— BEGIN INFORMATION PROVIDED —

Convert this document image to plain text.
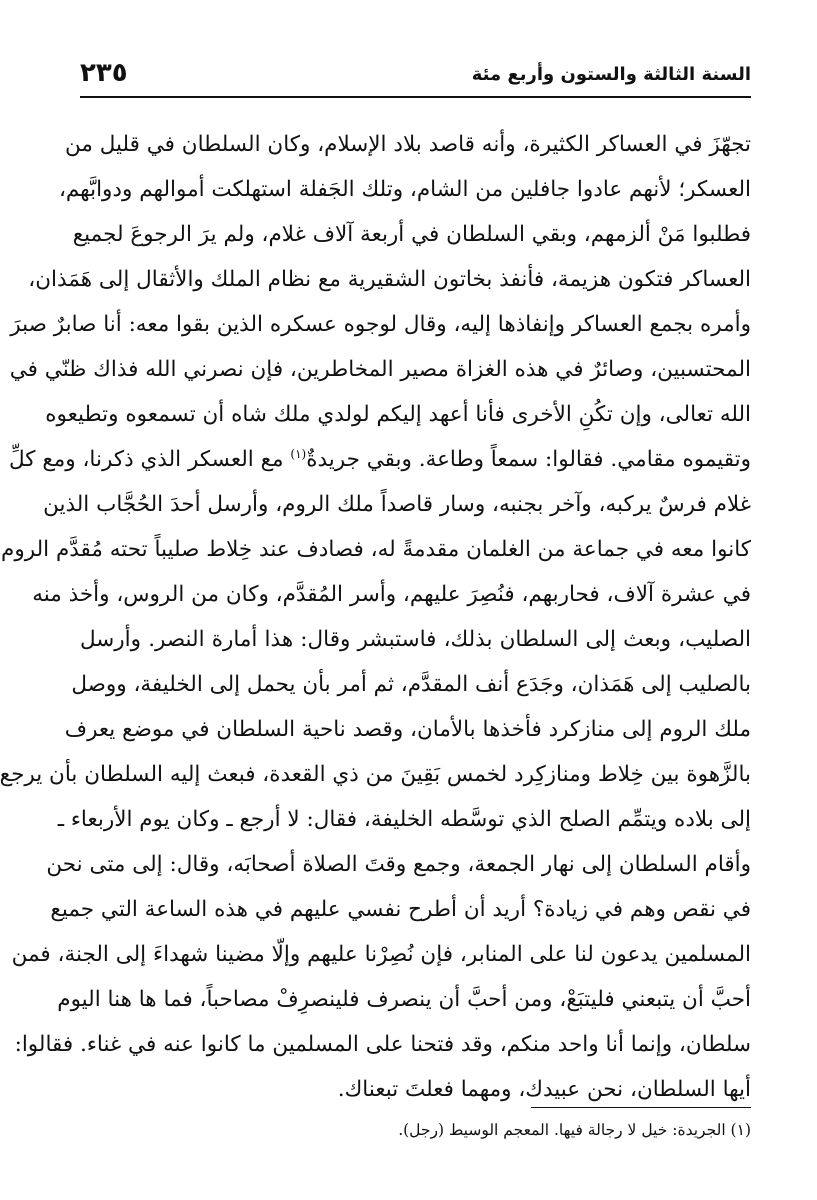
السنة الثالثة والستون وأربع مئة
٢٣٥
تجهّزَ في العساكر الكثيرة، وأنه قاصد بلاد الإسلام، وكان السلطان في قليل من
العسكر؛ لأنهم عادوا جافلين من الشام، وتلك الجَفلة استهلكت أموالهم ودوابَّهم،
فطلبوا مَنْ ألزمهم، وبقي السلطان في أربعة آلاف غلام، ولم يرَ الرجوعَ لجميع
العساكر فتكون هزيمة، فأنفذ بخاتون الشقيرية مع نظام الملك والأثقال إلى هَمَذان،
وأمره بجمع العساكر وإنفاذها إليه، وقال لوجوه عسكره الذين بقوا معه: أنا صابرٌ صبرَ
المحتسبين، وصائرٌ في هذه الغزاة مصير المخاطرين، فإن نصرني الله فذاك ظنّي في
الله تعالى، وإن تكُنِ الأخرى فأنا أعهد إليكم لولدي ملك شاه أن تسمعوه وتطيعوه
وتقيموه مقامي. فقالوا: سمعاً وطاعة. وبقي جريدةٌ$^{(١)}$ مع العسكر الذي ذكرنا، ومع كلِّ
غلام فرسٌ يركبه، وآخر بجنبه، وسار قاصداً ملك الروم، وأرسل أحدَ الحُجَّاب الذين
كانوا معه في جماعة من الغلمان مقدمةً له، فصادف عند خِلاط صليباً تحته مُقدَّم الروم
في عشرة آلاف، فحاربهم، فنُصِرَ عليهم، وأسر المُقدَّم، وكان من الروس، وأخذ منه
الصليب، وبعث إلى السلطان بذلك، فاستبشر وقال: هذا أمارة النصر. وأرسل
بالصليب إلى هَمَذان، وجَدَع أنف المقدَّم، ثم أمر بأن يحمل إلى الخليفة، ووصل
ملك الروم إلى منازكرد فأخذها بالأمان، وقصد ناحية السلطان في موضع يعرف
بالزَّهوة بين خِلاط ومنازكِرد لخمس بَقِينَ من ذي القعدة، فبعث إليه السلطان بأن يرجع
إلى بلاده ويتمِّم الصلح الذي توسَّطه الخليفة، فقال: لا أرجع ـ وكان يوم الأربعاء ـ
وأقام السلطان إلى نهار الجمعة، وجمع وقتَ الصلاة أصحابَه، وقال: إلى متى نحن
في نقص وهم في زيادة؟ أريد أن أطرح نفسي عليهم في هذه الساعة التي جميع
المسلمين يدعون لنا على المنابر، فإن نُصِرْنا عليهم وإلّا مضينا شهداءَ إلى الجنة، فمن
أحبَّ أن يتبعني فليتبَعْ، ومن أحبَّ أن ينصرف فلينصرِفْ مصاحباً، فما ها هنا اليوم
سلطان، وإنما أنا واحد منكم، وقد فتحنا على المسلمين ما كانوا عنه في غناء. فقالوا:
أيها السلطان، نحن عبيدك، ومهما فعلتَ تبعناك.
(١) الجريدة: خيل لا رجالة فيها. المعجم الوسيط (رجل).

— END INFORMATION PROVIDED —

__WHAT IS REQUIRED__.
Without including the pictures, return each record above exactly as it stands.

__EXPECTED OUTPUT__.
Convert this document image to plain text.
السنة الثالثة والستون وأربع مئة
٢٣٥
تجهّزَ في العساكر الكثيرة، وأنه قاصد بلاد الإسلام، وكان السلطان في قليل من
العسكر؛ لأنهم عادوا جافلين من الشام، وتلك الجَفلة استهلكت أموالهم ودوابَّهم،
فطلبوا مَنْ ألزمهم، وبقي السلطان في أربعة آلاف غلام، ولم يرَ الرجوعَ لجميع
العساكر فتكون هزيمة، فأنفذ بخاتون الشقيرية مع نظام الملك والأثقال إلى هَمَذان،
وأمره بجمع العساكر وإنفاذها إليه، وقال لوجوه عسكره الذين بقوا معه: أنا صابرٌ صبرَ
المحتسبين، وصائرٌ في هذه الغزاة مصير المخاطرين، فإن نصرني الله فذاك ظنّي في
الله تعالى، وإن تكُنِ الأخرى فأنا أعهد إليكم لولدي ملك شاه أن تسمعوه وتطيعوه
وتقيموه مقامي. فقالوا: سمعاً وطاعة. وبقي جريدةٌ$^{(١)}$ مع العسكر الذي ذكرنا، ومع كلِّ
غلام فرسٌ يركبه، وآخر بجنبه، وسار قاصداً ملك الروم، وأرسل أحدَ الحُجَّاب الذين
كانوا معه في جماعة من الغلمان مقدمةً له، فصادف عند خِلاط صليباً تحته مُقدَّم الروم
في عشرة آلاف، فحاربهم، فنُصِرَ عليهم، وأسر المُقدَّم، وكان من الروس، وأخذ منه
الصليب، وبعث إلى السلطان بذلك، فاستبشر وقال: هذا أمارة النصر. وأرسل
بالصليب إلى هَمَذان، وجَدَع أنف المقدَّم، ثم أمر بأن يحمل إلى الخليفة، ووصل
ملك الروم إلى منازكرد فأخذها بالأمان، وقصد ناحية السلطان في موضع يعرف
بالزَّهوة بين خِلاط ومنازكِرد لخمس بَقِينَ من ذي القعدة، فبعث إليه السلطان بأن يرجع
إلى بلاده ويتمِّم الصلح الذي توسَّطه الخليفة، فقال: لا أرجع ـ وكان يوم الأربعاء ـ
وأقام السلطان إلى نهار الجمعة، وجمع وقتَ الصلاة أصحابَه، وقال: إلى متى نحن
في نقص وهم في زيادة؟ أريد أن أطرح نفسي عليهم في هذه الساعة التي جميع
المسلمين يدعون لنا على المنابر، فإن نُصِرْنا عليهم وإلّا مضينا شهداءَ إلى الجنة، فمن
أحبَّ أن يتبعني فليتبَعْ، ومن أحبَّ أن ينصرف فلينصرِفْ مصاحباً، فما ها هنا اليوم
سلطان، وإنما أنا واحد منكم، وقد فتحنا على المسلمين ما كانوا عنه في غناء. فقالوا:
أيها السلطان، نحن عبيدك، ومهما فعلتَ تبعناك.
(١) الجريدة: خيل لا رجالة فيها. المعجم الوسيط (رجل).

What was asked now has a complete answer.